| Data in this exercise |
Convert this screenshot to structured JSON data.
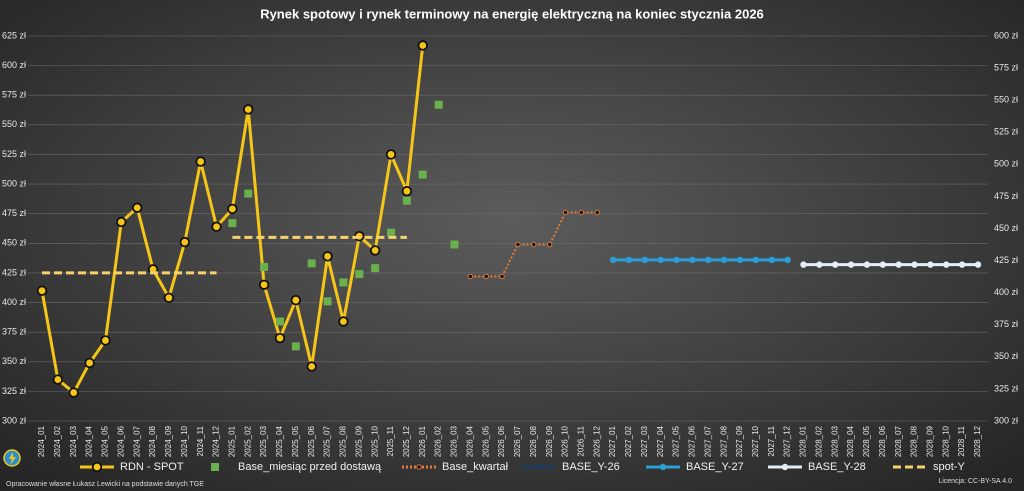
{
  "chart_data": {
    "type": "line",
    "title": "Rynek spotowy i rynek terminowy na energię elektryczną na koniec stycznia 2026",
    "source": "Opracowanie własne Łukasz Lewicki na podstawie danych TGE",
    "license": "Licencja: CC-BY-SA 4.0",
    "categories": [
      "2024_01",
      "2024_02",
      "2024_03",
      "2024_04",
      "2024_05",
      "2024_06",
      "2024_07",
      "2024_08",
      "2024_09",
      "2024_10",
      "2024_11",
      "2024_12",
      "2025_01",
      "2025_02",
      "2025_03",
      "2025_04",
      "2025_05",
      "2025_06",
      "2025_07",
      "2025_08",
      "2025_09",
      "2025_10",
      "2025_11",
      "2025_12",
      "2026_01",
      "2026_02",
      "2026_03",
      "2026_04",
      "2026_05",
      "2026_06",
      "2026_07",
      "2026_08",
      "2026_09",
      "2026_10",
      "2026_11",
      "2026_12",
      "2027_01",
      "2027_02",
      "2027_03",
      "2027_04",
      "2027_05",
      "2027_06",
      "2027_07",
      "2027_08",
      "2027_09",
      "2027_10",
      "2027_11",
      "2027_12",
      "2028_01",
      "2028_02",
      "2028_03",
      "2028_04",
      "2028_05",
      "2028_06",
      "2028_07",
      "2028_08",
      "2028_09",
      "2028_10",
      "2028_11",
      "2028_12"
    ],
    "ylim": [
      300,
      625
    ],
    "yticks": [
      {
        "value": 300,
        "label": "300 zł"
      },
      {
        "value": 325,
        "label": "325 zł"
      },
      {
        "value": 350,
        "label": "350 zł"
      },
      {
        "value": 375,
        "label": "375 zł"
      },
      {
        "value": 400,
        "label": "400 zł"
      },
      {
        "value": 425,
        "label": "425 zł"
      },
      {
        "value": 450,
        "label": "450 zł"
      },
      {
        "value": 475,
        "label": "475 zł"
      },
      {
        "value": 500,
        "label": "500 zł"
      },
      {
        "value": 525,
        "label": "525 zł"
      },
      {
        "value": 550,
        "label": "550 zł"
      },
      {
        "value": 575,
        "label": "575 zł"
      },
      {
        "value": 600,
        "label": "600 zł"
      },
      {
        "value": 625,
        "label": "625 zł"
      }
    ],
    "y2lim": [
      300,
      600
    ],
    "y2ticks": [
      {
        "value": 300,
        "label": "300 zł"
      },
      {
        "value": 325,
        "label": "325 zł"
      },
      {
        "value": 350,
        "label": "350 zł"
      },
      {
        "value": 375,
        "label": "375 zł"
      },
      {
        "value": 400,
        "label": "400 zł"
      },
      {
        "value": 425,
        "label": "425 zł"
      },
      {
        "value": 450,
        "label": "450 zł"
      },
      {
        "value": 475,
        "label": "475 zł"
      },
      {
        "value": 500,
        "label": "500 zł"
      },
      {
        "value": 525,
        "label": "525 zł"
      },
      {
        "value": 550,
        "label": "550 zł"
      },
      {
        "value": 575,
        "label": "575 zł"
      },
      {
        "value": 600,
        "label": "600 zł"
      }
    ],
    "grid": true,
    "legend": "bottom",
    "series": [
      {
        "name": "RDN - SPOT",
        "color": "#f5c518",
        "style": "line-marker",
        "values": [
          410,
          335,
          324,
          349,
          368,
          468,
          480,
          428,
          404,
          451,
          519,
          464,
          479,
          563,
          415,
          370,
          402,
          346,
          439,
          384,
          456,
          444,
          525,
          494,
          617,
          null,
          null,
          null,
          null,
          null,
          null,
          null,
          null,
          null,
          null,
          null,
          null,
          null,
          null,
          null,
          null,
          null,
          null,
          null,
          null,
          null,
          null,
          null,
          null,
          null,
          null,
          null,
          null,
          null,
          null,
          null,
          null,
          null,
          null,
          null
        ]
      },
      {
        "name": "Base_miesiąc przed dostawą",
        "color": "#6ab04c",
        "style": "square",
        "values": [
          null,
          null,
          null,
          null,
          null,
          null,
          null,
          null,
          null,
          null,
          null,
          null,
          467,
          492,
          430,
          384,
          363,
          433,
          401,
          417,
          424,
          429,
          459,
          486,
          508,
          567,
          449,
          null,
          null,
          null,
          null,
          null,
          null,
          null,
          null,
          null,
          null,
          null,
          null,
          null,
          null,
          null,
          null,
          null,
          null,
          null,
          null,
          null,
          null,
          null,
          null,
          null,
          null,
          null,
          null,
          null,
          null,
          null,
          null,
          null
        ]
      },
      {
        "name": "Base_kwartał",
        "color": "#e07b39",
        "style": "dotted",
        "values": [
          null,
          null,
          null,
          null,
          null,
          null,
          null,
          null,
          null,
          null,
          null,
          null,
          null,
          null,
          null,
          null,
          null,
          null,
          null,
          null,
          null,
          null,
          null,
          null,
          null,
          null,
          null,
          422,
          422,
          422,
          449,
          449,
          449,
          476,
          476,
          476,
          null,
          null,
          null,
          null,
          null,
          null,
          null,
          null,
          null,
          null,
          null,
          null,
          null,
          null,
          null,
          null,
          null,
          null,
          null,
          null,
          null,
          null,
          null,
          null
        ]
      },
      {
        "name": "BASE_Y-26",
        "color": "#1f3a5f",
        "style": "line-dot",
        "values": [
          null,
          null,
          null,
          null,
          null,
          null,
          null,
          null,
          null,
          null,
          null,
          null,
          null,
          null,
          null,
          null,
          null,
          null,
          null,
          null,
          null,
          null,
          null,
          null,
          null,
          null,
          null,
          null,
          null,
          null,
          null,
          null,
          null,
          null,
          null,
          null,
          null,
          null,
          null,
          null,
          null,
          null,
          null,
          null,
          null,
          null,
          null,
          null,
          null,
          null,
          null,
          null,
          null,
          null,
          null,
          null,
          null,
          null,
          null,
          null
        ]
      },
      {
        "name": "BASE_Y-27",
        "color": "#2a9fd6",
        "style": "line-dot",
        "values": [
          null,
          null,
          null,
          null,
          null,
          null,
          null,
          null,
          null,
          null,
          null,
          null,
          null,
          null,
          null,
          null,
          null,
          null,
          null,
          null,
          null,
          null,
          null,
          null,
          null,
          null,
          null,
          null,
          null,
          null,
          null,
          null,
          null,
          null,
          null,
          null,
          436,
          436,
          436,
          436,
          436,
          436,
          436,
          436,
          436,
          436,
          436,
          436,
          null,
          null,
          null,
          null,
          null,
          null,
          null,
          null,
          null,
          null,
          null,
          null
        ]
      },
      {
        "name": "BASE_Y-28",
        "color": "#e4eef8",
        "style": "line-dot",
        "values": [
          null,
          null,
          null,
          null,
          null,
          null,
          null,
          null,
          null,
          null,
          null,
          null,
          null,
          null,
          null,
          null,
          null,
          null,
          null,
          null,
          null,
          null,
          null,
          null,
          null,
          null,
          null,
          null,
          null,
          null,
          null,
          null,
          null,
          null,
          null,
          null,
          null,
          null,
          null,
          null,
          null,
          null,
          null,
          null,
          null,
          null,
          null,
          null,
          432,
          432,
          432,
          432,
          432,
          432,
          432,
          432,
          432,
          432,
          432,
          432
        ]
      },
      {
        "name": "spot-Y",
        "color": "#f7d26b",
        "style": "dashed",
        "values": [
          425,
          425,
          425,
          425,
          425,
          425,
          425,
          425,
          425,
          425,
          425,
          425,
          455,
          455,
          455,
          455,
          455,
          455,
          455,
          455,
          455,
          455,
          455,
          455,
          null,
          null,
          null,
          null,
          null,
          null,
          null,
          null,
          null,
          null,
          null,
          null,
          null,
          null,
          null,
          null,
          null,
          null,
          null,
          null,
          null,
          null,
          null,
          null,
          null,
          null,
          null,
          null,
          null,
          null,
          null,
          null,
          null,
          null,
          null,
          null
        ]
      }
    ]
  }
}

| Work required |
All of the lines above should be printed exactly, minus the pictures.

| Complete output |
Convert this screenshot to structured JSON data.
{
  "chart_data": {
    "type": "line",
    "title": "Rynek spotowy i rynek terminowy na energię elektryczną na koniec stycznia 2026",
    "source": "Opracowanie własne Łukasz Lewicki na podstawie danych TGE",
    "license": "Licencja: CC-BY-SA 4.0",
    "categories": [
      "2024_01",
      "2024_02",
      "2024_03",
      "2024_04",
      "2024_05",
      "2024_06",
      "2024_07",
      "2024_08",
      "2024_09",
      "2024_10",
      "2024_11",
      "2024_12",
      "2025_01",
      "2025_02",
      "2025_03",
      "2025_04",
      "2025_05",
      "2025_06",
      "2025_07",
      "2025_08",
      "2025_09",
      "2025_10",
      "2025_11",
      "2025_12",
      "2026_01",
      "2026_02",
      "2026_03",
      "2026_04",
      "2026_05",
      "2026_06",
      "2026_07",
      "2026_08",
      "2026_09",
      "2026_10",
      "2026_11",
      "2026_12",
      "2027_01",
      "2027_02",
      "2027_03",
      "2027_04",
      "2027_05",
      "2027_06",
      "2027_07",
      "2027_08",
      "2027_09",
      "2027_10",
      "2027_11",
      "2027_12",
      "2028_01",
      "2028_02",
      "2028_03",
      "2028_04",
      "2028_05",
      "2028_06",
      "2028_07",
      "2028_08",
      "2028_09",
      "2028_10",
      "2028_11",
      "2028_12"
    ],
    "ylim": [
      300,
      625
    ],
    "yticks": [
      {
        "value": 300,
        "label": "300 zł"
      },
      {
        "value": 325,
        "label": "325 zł"
      },
      {
        "value": 350,
        "label": "350 zł"
      },
      {
        "value": 375,
        "label": "375 zł"
      },
      {
        "value": 400,
        "label": "400 zł"
      },
      {
        "value": 425,
        "label": "425 zł"
      },
      {
        "value": 450,
        "label": "450 zł"
      },
      {
        "value": 475,
        "label": "475 zł"
      },
      {
        "value": 500,
        "label": "500 zł"
      },
      {
        "value": 525,
        "label": "525 zł"
      },
      {
        "value": 550,
        "label": "550 zł"
      },
      {
        "value": 575,
        "label": "575 zł"
      },
      {
        "value": 600,
        "label": "600 zł"
      },
      {
        "value": 625,
        "label": "625 zł"
      }
    ],
    "y2lim": [
      300,
      600
    ],
    "y2ticks": [
      {
        "value": 300,
        "label": "300 zł"
      },
      {
        "value": 325,
        "label": "325 zł"
      },
      {
        "value": 350,
        "label": "350 zł"
      },
      {
        "value": 375,
        "label": "375 zł"
      },
      {
        "value": 400,
        "label": "400 zł"
      },
      {
        "value": 425,
        "label": "425 zł"
      },
      {
        "value": 450,
        "label": "450 zł"
      },
      {
        "value": 475,
        "label": "475 zł"
      },
      {
        "value": 500,
        "label": "500 zł"
      },
      {
        "value": 525,
        "label": "525 zł"
      },
      {
        "value": 550,
        "label": "550 zł"
      },
      {
        "value": 575,
        "label": "575 zł"
      },
      {
        "value": 600,
        "label": "600 zł"
      }
    ],
    "grid": true,
    "legend": "bottom",
    "series": [
      {
        "name": "RDN - SPOT",
        "color": "#f5c518",
        "style": "line-marker",
        "values": [
          410,
          335,
          324,
          349,
          368,
          468,
          480,
          428,
          404,
          451,
          519,
          464,
          479,
          563,
          415,
          370,
          402,
          346,
          439,
          384,
          456,
          444,
          525,
          494,
          617,
          null,
          null,
          null,
          null,
          null,
          null,
          null,
          null,
          null,
          null,
          null,
          null,
          null,
          null,
          null,
          null,
          null,
          null,
          null,
          null,
          null,
          null,
          null,
          null,
          null,
          null,
          null,
          null,
          null,
          null,
          null,
          null,
          null,
          null,
          null
        ]
      },
      {
        "name": "Base_miesiąc przed dostawą",
        "color": "#6ab04c",
        "style": "square",
        "values": [
          null,
          null,
          null,
          null,
          null,
          null,
          null,
          null,
          null,
          null,
          null,
          null,
          467,
          492,
          430,
          384,
          363,
          433,
          401,
          417,
          424,
          429,
          459,
          486,
          508,
          567,
          449,
          null,
          null,
          null,
          null,
          null,
          null,
          null,
          null,
          null,
          null,
          null,
          null,
          null,
          null,
          null,
          null,
          null,
          null,
          null,
          null,
          null,
          null,
          null,
          null,
          null,
          null,
          null,
          null,
          null,
          null,
          null,
          null,
          null
        ]
      },
      {
        "name": "Base_kwartał",
        "color": "#e07b39",
        "style": "dotted",
        "values": [
          null,
          null,
          null,
          null,
          null,
          null,
          null,
          null,
          null,
          null,
          null,
          null,
          null,
          null,
          null,
          null,
          null,
          null,
          null,
          null,
          null,
          null,
          null,
          null,
          null,
          null,
          null,
          422,
          422,
          422,
          449,
          449,
          449,
          476,
          476,
          476,
          null,
          null,
          null,
          null,
          null,
          null,
          null,
          null,
          null,
          null,
          null,
          null,
          null,
          null,
          null,
          null,
          null,
          null,
          null,
          null,
          null,
          null,
          null,
          null
        ]
      },
      {
        "name": "BASE_Y-26",
        "color": "#1f3a5f",
        "style": "line-dot",
        "values": [
          null,
          null,
          null,
          null,
          null,
          null,
          null,
          null,
          null,
          null,
          null,
          null,
          null,
          null,
          null,
          null,
          null,
          null,
          null,
          null,
          null,
          null,
          null,
          null,
          null,
          null,
          null,
          null,
          null,
          null,
          null,
          null,
          null,
          null,
          null,
          null,
          null,
          null,
          null,
          null,
          null,
          null,
          null,
          null,
          null,
          null,
          null,
          null,
          null,
          null,
          null,
          null,
          null,
          null,
          null,
          null,
          null,
          null,
          null,
          null
        ]
      },
      {
        "name": "BASE_Y-27",
        "color": "#2a9fd6",
        "style": "line-dot",
        "values": [
          null,
          null,
          null,
          null,
          null,
          null,
          null,
          null,
          null,
          null,
          null,
          null,
          null,
          null,
          null,
          null,
          null,
          null,
          null,
          null,
          null,
          null,
          null,
          null,
          null,
          null,
          null,
          null,
          null,
          null,
          null,
          null,
          null,
          null,
          null,
          null,
          436,
          436,
          436,
          436,
          436,
          436,
          436,
          436,
          436,
          436,
          436,
          436,
          null,
          null,
          null,
          null,
          null,
          null,
          null,
          null,
          null,
          null,
          null,
          null
        ]
      },
      {
        "name": "BASE_Y-28",
        "color": "#e4eef8",
        "style": "line-dot",
        "values": [
          null,
          null,
          null,
          null,
          null,
          null,
          null,
          null,
          null,
          null,
          null,
          null,
          null,
          null,
          null,
          null,
          null,
          null,
          null,
          null,
          null,
          null,
          null,
          null,
          null,
          null,
          null,
          null,
          null,
          null,
          null,
          null,
          null,
          null,
          null,
          null,
          null,
          null,
          null,
          null,
          null,
          null,
          null,
          null,
          null,
          null,
          null,
          null,
          432,
          432,
          432,
          432,
          432,
          432,
          432,
          432,
          432,
          432,
          432,
          432
        ]
      },
      {
        "name": "spot-Y",
        "color": "#f7d26b",
        "style": "dashed",
        "values": [
          425,
          425,
          425,
          425,
          425,
          425,
          425,
          425,
          425,
          425,
          425,
          425,
          455,
          455,
          455,
          455,
          455,
          455,
          455,
          455,
          455,
          455,
          455,
          455,
          null,
          null,
          null,
          null,
          null,
          null,
          null,
          null,
          null,
          null,
          null,
          null,
          null,
          null,
          null,
          null,
          null,
          null,
          null,
          null,
          null,
          null,
          null,
          null,
          null,
          null,
          null,
          null,
          null,
          null,
          null,
          null,
          null,
          null,
          null,
          null
        ]
      }
    ]
  }
}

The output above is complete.